> [Data extracted from a collection]:

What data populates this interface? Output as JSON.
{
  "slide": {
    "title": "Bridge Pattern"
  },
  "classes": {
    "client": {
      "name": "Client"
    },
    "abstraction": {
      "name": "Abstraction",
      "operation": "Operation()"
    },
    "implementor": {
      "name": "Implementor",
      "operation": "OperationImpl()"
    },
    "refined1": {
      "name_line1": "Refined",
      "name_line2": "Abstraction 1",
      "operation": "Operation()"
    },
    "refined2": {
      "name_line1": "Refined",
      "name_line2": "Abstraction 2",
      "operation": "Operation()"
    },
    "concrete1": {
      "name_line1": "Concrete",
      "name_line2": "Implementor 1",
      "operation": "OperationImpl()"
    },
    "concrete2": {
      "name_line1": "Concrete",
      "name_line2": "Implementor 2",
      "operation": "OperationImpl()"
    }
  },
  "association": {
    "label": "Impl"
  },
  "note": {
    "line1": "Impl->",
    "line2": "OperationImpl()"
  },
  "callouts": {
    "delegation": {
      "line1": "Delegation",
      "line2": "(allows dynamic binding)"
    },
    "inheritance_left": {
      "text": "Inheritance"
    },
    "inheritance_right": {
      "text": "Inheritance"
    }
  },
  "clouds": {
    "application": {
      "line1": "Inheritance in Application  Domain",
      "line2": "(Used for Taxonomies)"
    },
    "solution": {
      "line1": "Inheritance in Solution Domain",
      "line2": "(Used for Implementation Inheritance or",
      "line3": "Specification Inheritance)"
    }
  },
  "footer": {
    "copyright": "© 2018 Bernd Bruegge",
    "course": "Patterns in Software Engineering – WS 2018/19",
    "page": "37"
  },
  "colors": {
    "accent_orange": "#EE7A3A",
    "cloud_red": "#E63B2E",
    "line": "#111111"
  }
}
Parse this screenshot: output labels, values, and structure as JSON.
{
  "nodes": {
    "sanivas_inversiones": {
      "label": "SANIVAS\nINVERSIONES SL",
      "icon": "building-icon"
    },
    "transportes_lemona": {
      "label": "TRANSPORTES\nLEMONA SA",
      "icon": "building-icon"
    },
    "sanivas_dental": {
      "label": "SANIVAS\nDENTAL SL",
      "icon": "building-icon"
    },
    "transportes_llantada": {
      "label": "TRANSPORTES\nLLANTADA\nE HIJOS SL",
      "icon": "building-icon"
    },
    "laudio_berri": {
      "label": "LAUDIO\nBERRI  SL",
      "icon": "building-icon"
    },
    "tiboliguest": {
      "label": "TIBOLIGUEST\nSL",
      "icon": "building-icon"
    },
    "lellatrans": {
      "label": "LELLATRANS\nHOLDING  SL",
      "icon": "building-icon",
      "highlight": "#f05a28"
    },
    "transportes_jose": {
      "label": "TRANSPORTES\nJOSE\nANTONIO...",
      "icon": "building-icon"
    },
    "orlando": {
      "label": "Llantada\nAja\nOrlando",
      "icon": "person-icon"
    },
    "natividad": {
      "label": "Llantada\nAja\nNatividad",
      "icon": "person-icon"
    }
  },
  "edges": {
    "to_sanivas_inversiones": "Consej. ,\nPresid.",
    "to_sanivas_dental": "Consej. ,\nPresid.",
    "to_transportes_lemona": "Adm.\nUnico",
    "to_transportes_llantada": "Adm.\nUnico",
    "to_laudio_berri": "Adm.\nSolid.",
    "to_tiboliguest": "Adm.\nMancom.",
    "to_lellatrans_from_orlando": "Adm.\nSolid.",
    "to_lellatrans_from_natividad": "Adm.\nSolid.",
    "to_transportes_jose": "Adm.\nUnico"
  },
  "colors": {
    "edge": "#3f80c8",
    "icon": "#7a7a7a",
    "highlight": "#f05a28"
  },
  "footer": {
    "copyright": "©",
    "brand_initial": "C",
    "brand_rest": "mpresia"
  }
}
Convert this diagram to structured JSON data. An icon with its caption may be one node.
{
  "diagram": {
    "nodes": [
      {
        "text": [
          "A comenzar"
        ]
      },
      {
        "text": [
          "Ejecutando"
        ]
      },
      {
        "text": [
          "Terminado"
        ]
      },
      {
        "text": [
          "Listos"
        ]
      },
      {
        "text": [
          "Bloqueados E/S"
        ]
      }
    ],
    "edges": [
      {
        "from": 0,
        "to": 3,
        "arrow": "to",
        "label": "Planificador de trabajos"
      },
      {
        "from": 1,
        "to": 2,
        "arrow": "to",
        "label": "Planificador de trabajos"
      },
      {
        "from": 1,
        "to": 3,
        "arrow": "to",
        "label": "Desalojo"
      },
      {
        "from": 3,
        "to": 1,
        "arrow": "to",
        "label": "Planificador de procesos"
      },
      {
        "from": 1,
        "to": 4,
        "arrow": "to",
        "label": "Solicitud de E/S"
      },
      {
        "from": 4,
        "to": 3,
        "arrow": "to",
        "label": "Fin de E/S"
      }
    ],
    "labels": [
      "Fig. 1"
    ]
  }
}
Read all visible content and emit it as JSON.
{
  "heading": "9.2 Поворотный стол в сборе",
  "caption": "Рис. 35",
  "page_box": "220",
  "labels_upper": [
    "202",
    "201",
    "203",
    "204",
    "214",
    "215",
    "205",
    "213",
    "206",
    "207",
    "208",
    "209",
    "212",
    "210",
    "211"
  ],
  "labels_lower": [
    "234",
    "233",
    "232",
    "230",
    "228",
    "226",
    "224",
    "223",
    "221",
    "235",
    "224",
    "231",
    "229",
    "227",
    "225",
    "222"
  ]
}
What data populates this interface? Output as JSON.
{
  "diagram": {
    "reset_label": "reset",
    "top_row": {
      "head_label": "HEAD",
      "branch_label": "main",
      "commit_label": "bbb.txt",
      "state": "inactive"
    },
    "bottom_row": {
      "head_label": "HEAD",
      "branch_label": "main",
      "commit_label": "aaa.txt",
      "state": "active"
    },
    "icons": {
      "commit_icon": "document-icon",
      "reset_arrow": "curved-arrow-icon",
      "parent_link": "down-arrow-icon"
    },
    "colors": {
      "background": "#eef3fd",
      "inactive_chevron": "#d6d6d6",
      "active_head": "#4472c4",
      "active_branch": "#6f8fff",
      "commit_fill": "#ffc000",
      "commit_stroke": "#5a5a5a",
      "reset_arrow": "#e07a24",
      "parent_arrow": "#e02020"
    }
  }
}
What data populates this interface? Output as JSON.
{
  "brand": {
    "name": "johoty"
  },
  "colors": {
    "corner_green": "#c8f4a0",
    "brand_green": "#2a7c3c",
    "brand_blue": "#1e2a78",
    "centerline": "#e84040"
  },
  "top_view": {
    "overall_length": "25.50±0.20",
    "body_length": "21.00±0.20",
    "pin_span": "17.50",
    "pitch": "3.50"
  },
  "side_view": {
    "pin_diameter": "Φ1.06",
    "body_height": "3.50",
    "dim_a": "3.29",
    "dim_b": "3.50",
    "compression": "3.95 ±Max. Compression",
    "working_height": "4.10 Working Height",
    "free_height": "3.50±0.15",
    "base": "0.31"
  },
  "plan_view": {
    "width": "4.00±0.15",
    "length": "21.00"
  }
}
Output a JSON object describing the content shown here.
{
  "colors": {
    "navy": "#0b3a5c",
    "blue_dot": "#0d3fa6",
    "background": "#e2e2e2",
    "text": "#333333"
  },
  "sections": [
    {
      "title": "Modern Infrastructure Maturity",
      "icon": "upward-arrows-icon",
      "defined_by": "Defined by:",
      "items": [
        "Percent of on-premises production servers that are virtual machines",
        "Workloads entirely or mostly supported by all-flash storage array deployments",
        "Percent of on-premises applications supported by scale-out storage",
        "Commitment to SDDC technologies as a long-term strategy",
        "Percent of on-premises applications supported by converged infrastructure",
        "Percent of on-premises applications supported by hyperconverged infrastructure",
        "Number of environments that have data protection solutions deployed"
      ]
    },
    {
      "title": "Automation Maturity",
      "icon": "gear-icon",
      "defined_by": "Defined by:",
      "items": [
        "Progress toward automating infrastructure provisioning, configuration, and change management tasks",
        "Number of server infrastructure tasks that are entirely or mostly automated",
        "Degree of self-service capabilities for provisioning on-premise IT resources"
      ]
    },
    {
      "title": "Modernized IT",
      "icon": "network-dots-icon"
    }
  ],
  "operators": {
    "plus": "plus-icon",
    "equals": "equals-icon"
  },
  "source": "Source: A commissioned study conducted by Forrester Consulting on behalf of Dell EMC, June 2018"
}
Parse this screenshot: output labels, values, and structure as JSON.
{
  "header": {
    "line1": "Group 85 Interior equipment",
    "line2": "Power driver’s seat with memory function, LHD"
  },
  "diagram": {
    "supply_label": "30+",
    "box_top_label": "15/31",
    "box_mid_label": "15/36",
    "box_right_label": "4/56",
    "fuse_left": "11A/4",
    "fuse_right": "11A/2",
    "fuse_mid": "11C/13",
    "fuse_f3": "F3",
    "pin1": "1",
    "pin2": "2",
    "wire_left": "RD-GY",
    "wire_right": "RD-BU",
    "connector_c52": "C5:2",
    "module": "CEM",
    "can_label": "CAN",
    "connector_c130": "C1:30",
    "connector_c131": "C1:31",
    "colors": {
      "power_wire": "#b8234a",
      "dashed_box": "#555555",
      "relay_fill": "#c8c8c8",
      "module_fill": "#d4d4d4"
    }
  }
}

> [GOAL OF THE EXERCISE]: Check each line above for the word "nSolid" and copy the ones that have it.

> [EXERCISE RESPONSE]:
    "to_laudio_berri": "Adm.\nSolid.",
    "to_lellatrans_from_orlando": "Adm.\nSolid.",
    "to_lellatrans_from_natividad": "Adm.\nSolid.",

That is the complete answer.